- **TASK REQUIREMENTS**
Check each line of the records below for the word "quibus" and copy those where it appears.

** start of RECORDS PROVIDED **

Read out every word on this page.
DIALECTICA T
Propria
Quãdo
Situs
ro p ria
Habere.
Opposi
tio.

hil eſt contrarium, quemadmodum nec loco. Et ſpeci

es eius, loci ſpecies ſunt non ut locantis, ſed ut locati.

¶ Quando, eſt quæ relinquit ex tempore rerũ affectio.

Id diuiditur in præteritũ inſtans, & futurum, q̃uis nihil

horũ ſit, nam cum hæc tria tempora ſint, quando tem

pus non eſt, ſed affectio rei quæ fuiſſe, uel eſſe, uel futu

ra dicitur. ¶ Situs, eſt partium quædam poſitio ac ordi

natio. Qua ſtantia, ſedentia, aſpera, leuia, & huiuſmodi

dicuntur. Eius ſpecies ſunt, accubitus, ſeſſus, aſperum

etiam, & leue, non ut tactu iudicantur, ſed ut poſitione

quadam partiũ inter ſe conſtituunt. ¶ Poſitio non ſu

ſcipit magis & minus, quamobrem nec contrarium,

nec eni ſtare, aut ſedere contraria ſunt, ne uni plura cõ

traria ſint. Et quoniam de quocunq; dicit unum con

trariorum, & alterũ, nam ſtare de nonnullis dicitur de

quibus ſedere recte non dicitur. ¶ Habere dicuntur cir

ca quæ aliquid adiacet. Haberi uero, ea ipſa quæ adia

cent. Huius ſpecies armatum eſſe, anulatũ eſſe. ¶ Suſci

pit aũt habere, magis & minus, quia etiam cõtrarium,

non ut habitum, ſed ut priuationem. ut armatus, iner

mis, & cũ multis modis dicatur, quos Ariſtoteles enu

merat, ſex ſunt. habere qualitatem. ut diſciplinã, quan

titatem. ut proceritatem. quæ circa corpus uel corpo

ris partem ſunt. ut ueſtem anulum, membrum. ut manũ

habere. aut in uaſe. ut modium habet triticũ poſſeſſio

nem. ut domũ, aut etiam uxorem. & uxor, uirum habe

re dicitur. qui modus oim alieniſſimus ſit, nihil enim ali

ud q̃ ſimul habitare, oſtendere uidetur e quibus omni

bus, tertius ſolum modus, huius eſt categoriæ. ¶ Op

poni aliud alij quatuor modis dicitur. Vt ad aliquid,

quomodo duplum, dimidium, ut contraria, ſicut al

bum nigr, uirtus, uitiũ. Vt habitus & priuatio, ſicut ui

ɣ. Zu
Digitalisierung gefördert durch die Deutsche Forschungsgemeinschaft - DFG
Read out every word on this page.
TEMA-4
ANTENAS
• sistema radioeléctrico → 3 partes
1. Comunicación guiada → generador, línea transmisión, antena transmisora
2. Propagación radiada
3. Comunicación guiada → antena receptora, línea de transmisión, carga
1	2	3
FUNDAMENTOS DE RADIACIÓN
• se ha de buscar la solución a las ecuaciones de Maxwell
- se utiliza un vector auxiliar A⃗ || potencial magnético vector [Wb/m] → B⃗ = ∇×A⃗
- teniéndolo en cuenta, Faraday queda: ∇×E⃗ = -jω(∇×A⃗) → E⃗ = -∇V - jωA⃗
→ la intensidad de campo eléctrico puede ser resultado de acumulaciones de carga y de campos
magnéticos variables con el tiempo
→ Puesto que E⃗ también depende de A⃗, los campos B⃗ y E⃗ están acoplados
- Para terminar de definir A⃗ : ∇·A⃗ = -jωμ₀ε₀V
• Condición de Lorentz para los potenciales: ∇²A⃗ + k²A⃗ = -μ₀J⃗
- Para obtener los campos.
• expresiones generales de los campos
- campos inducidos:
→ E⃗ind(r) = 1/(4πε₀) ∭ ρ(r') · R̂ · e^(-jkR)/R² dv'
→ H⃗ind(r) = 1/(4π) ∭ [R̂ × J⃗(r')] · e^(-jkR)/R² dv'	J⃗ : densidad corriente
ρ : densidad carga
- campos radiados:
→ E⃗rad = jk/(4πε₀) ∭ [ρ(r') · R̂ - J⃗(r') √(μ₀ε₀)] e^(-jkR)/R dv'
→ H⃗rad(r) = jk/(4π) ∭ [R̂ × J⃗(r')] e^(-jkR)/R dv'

** end of RECORDS PROVIDED **

- **TASK RESULT**
quibus ſedere recte non dicitur. ¶ Habere dicuntur cir
ud q̃ ſimul habitare, oſtendere uidetur e quibus omni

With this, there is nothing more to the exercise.